▶ _Data extract_:
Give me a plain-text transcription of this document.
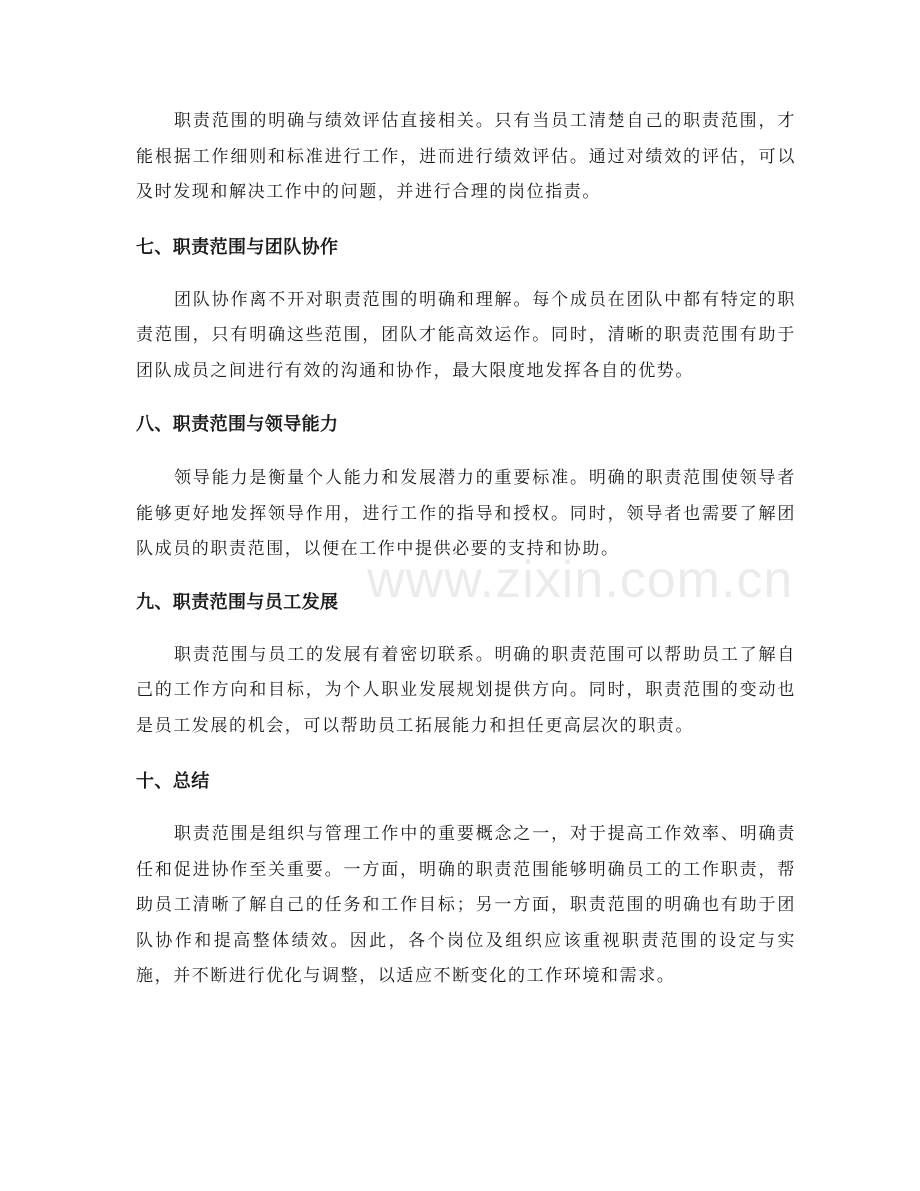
职责范围的明确与绩效评估直接相关。只有当员工清楚自己的职责范围，才能根据工作细则和标准进行工作，进而进行绩效评估。通过对绩效的评估，可以及时发现和解决工作中的问题，并进行合理的岗位指责。

七、职责范围与团队协作

团队协作离不开对职责范围的明确和理解。每个成员在团队中都有特定的职责范围，只有明确这些范围，团队才能高效运作。同时，清晰的职责范围有助于团队成员之间进行有效的沟通和协作，最大限度地发挥各自的优势。

八、职责范围与领导能力

领导能力是衡量个人能力和发展潜力的重要标准。明确的职责范围使领导者能够更好地发挥领导作用，进行工作的指导和授权。同时，领导者也需要了解团队成员的职责范围，以便在工作中提供必要的支持和协助。

九、职责范围与员工发展

职责范围与员工的发展有着密切联系。明确的职责范围可以帮助员工了解自己的工作方向和目标，为个人职业发展规划提供方向。同时，职责范围的变动也是员工发展的机会，可以帮助员工拓展能力和担任更高层次的职责。

十、总结

职责范围是组织与管理工作中的重要概念之一，对于提高工作效率、明确责任和促进协作至关重要。一方面，明确的职责范围能够明确员工的工作职责，帮助员工清晰了解自己的任务和工作目标；另一方面，职责范围的明确也有助于团队协作和提高整体绩效。因此，各个岗位及组织应该重视职责范围的设定与实施，并不断进行优化与调整，以适应不断变化的工作环境和需求。

www.zixin.com.cn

▶ _Do this_:
An exact transcription of all the entries is required, without the pictures.

▶ _Solution to this problem_:
Give me a plain-text transcription of this document.
职责范围的明确与绩效评估直接相关。只有当员工清楚自己的职责范围，才能根据工作细则和标准进行工作，进而进行绩效评估。通过对绩效的评估，可以及时发现和解决工作中的问题，并进行合理的岗位指责。

七、职责范围与团队协作

团队协作离不开对职责范围的明确和理解。每个成员在团队中都有特定的职责范围，只有明确这些范围，团队才能高效运作。同时，清晰的职责范围有助于团队成员之间进行有效的沟通和协作，最大限度地发挥各自的优势。

八、职责范围与领导能力

领导能力是衡量个人能力和发展潜力的重要标准。明确的职责范围使领导者能够更好地发挥领导作用，进行工作的指导和授权。同时，领导者也需要了解团队成员的职责范围，以便在工作中提供必要的支持和协助。

九、职责范围与员工发展

职责范围与员工的发展有着密切联系。明确的职责范围可以帮助员工了解自己的工作方向和目标，为个人职业发展规划提供方向。同时，职责范围的变动也是员工发展的机会，可以帮助员工拓展能力和担任更高层次的职责。

十、总结

职责范围是组织与管理工作中的重要概念之一，对于提高工作效率、明确责任和促进协作至关重要。一方面，明确的职责范围能够明确员工的工作职责，帮助员工清晰了解自己的任务和工作目标；另一方面，职责范围的明确也有助于团队协作和提高整体绩效。因此，各个岗位及组织应该重视职责范围的设定与实施，并不断进行优化与调整，以适应不断变化的工作环境和需求。

www.zixin.com.cn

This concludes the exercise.